(Entries from a dataset)
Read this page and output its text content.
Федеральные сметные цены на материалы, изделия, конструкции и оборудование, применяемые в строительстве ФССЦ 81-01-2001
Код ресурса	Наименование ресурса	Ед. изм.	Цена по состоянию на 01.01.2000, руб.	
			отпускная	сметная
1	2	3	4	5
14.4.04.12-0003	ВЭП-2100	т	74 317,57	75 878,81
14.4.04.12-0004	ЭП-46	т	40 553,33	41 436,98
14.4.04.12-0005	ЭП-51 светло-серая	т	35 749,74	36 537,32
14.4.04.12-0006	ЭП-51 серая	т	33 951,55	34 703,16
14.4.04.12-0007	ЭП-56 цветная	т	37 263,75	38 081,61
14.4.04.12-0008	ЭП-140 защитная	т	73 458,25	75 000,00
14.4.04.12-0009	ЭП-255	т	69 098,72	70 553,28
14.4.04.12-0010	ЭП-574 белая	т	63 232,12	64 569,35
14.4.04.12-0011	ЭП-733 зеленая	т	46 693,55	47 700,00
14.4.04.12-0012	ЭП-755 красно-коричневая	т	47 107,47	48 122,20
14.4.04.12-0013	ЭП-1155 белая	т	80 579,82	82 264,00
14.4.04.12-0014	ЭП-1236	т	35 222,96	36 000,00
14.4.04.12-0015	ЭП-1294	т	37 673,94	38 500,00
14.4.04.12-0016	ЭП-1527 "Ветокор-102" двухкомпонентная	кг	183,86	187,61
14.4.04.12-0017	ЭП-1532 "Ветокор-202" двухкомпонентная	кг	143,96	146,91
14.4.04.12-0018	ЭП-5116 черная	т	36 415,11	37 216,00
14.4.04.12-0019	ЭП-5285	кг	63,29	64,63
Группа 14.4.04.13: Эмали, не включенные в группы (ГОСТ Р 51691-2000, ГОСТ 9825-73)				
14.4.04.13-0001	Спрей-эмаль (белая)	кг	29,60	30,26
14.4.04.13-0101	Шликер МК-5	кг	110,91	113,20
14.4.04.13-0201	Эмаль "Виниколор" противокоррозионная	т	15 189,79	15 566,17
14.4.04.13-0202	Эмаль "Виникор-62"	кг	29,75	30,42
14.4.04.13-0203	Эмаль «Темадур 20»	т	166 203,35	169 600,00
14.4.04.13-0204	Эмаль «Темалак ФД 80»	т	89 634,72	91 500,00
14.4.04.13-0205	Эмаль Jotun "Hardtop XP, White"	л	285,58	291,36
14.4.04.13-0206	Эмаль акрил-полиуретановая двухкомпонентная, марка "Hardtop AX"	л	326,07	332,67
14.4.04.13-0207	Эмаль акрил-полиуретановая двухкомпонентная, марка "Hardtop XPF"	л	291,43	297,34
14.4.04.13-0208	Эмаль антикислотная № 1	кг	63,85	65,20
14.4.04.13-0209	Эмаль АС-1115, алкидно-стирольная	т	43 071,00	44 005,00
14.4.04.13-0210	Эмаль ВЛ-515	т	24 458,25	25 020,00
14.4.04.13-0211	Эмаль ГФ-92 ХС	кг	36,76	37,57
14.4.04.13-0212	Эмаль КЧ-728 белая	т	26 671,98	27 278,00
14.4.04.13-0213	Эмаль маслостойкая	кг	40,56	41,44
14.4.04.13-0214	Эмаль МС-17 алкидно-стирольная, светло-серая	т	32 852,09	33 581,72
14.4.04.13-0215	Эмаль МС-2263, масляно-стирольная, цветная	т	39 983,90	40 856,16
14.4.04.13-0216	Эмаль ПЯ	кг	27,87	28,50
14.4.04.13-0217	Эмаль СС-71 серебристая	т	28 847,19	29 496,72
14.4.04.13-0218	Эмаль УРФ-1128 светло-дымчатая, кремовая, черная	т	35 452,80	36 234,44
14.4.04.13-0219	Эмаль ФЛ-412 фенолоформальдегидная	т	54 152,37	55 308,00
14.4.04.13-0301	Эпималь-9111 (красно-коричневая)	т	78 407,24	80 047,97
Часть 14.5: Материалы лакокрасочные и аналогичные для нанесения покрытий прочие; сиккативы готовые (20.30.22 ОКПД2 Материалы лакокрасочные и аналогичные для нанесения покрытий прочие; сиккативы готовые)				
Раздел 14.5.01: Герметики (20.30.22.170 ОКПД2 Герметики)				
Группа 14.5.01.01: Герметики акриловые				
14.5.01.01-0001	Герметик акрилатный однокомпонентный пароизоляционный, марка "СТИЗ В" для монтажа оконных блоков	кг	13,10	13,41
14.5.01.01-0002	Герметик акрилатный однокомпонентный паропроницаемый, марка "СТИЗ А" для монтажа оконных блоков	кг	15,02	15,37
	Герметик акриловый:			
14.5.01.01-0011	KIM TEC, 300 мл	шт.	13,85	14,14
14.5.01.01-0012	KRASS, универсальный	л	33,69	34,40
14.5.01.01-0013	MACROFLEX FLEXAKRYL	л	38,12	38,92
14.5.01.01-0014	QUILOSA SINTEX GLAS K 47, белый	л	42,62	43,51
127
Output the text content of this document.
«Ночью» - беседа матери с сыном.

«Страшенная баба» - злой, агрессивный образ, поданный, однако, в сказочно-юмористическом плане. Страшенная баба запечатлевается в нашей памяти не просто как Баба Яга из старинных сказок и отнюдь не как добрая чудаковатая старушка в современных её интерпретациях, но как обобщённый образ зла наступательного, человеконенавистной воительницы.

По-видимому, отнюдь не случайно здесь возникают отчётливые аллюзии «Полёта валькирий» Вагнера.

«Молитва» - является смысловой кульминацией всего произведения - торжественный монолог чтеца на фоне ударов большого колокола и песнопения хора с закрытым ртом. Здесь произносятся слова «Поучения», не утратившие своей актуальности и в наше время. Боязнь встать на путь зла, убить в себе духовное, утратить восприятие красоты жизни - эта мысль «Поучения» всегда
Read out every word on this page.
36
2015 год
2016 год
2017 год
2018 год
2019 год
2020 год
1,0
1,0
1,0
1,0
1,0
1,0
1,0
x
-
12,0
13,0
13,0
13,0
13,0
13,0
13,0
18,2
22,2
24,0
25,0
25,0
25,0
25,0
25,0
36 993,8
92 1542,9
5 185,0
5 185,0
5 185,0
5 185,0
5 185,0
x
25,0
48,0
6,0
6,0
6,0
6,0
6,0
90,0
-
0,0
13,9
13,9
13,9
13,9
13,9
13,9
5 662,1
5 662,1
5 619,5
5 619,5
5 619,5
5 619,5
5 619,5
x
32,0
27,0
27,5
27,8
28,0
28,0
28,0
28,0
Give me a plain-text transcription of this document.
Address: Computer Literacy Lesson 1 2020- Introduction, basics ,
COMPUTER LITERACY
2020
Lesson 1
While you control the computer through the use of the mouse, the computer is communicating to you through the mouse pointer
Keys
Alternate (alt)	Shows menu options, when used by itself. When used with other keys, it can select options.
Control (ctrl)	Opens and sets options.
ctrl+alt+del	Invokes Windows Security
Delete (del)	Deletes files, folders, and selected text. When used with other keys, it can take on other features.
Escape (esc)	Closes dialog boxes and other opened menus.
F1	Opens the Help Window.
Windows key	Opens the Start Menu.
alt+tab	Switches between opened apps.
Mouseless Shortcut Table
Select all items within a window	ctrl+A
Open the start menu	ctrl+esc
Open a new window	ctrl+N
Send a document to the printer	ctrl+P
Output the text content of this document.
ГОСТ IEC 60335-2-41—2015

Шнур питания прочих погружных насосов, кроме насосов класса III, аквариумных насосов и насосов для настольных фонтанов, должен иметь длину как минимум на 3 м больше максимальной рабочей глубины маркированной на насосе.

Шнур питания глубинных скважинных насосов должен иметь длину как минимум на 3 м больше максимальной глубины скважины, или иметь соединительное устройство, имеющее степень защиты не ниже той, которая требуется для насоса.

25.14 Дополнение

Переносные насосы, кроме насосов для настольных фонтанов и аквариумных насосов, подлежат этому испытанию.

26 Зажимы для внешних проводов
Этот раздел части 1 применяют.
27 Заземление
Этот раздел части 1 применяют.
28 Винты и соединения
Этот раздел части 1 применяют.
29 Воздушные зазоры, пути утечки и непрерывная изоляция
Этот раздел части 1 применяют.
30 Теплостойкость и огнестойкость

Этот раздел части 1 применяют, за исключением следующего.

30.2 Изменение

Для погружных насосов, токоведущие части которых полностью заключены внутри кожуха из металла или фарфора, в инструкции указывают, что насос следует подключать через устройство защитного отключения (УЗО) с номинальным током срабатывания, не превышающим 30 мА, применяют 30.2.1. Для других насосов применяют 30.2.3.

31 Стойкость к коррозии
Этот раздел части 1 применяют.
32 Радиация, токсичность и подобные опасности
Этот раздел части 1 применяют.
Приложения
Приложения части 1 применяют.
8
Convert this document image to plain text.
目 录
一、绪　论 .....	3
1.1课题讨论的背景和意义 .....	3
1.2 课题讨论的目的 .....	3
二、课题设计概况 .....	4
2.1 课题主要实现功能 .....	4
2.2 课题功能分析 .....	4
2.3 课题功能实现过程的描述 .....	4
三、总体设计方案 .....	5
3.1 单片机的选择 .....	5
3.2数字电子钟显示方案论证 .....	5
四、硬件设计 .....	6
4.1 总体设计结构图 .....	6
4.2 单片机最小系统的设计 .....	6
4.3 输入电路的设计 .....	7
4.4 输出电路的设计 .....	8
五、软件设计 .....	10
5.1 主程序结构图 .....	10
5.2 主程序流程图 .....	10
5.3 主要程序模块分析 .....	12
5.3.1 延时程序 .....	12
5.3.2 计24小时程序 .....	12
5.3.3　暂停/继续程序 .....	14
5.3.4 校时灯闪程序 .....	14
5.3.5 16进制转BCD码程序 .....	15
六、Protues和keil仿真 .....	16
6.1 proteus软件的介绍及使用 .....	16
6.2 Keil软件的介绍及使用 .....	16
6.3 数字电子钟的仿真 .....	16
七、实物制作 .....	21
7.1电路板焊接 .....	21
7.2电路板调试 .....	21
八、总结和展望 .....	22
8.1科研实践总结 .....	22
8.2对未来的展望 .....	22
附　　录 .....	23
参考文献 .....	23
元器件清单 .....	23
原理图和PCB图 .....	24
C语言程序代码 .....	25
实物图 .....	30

• [Given instruction]
Among the lines of the data, identify those with the word "options". Copy each of them.

• [Correct response]
Alternate (alt)	Shows menu options, when used by itself. When used with other keys, it can select options.
Control (ctrl)	Opens and sets options.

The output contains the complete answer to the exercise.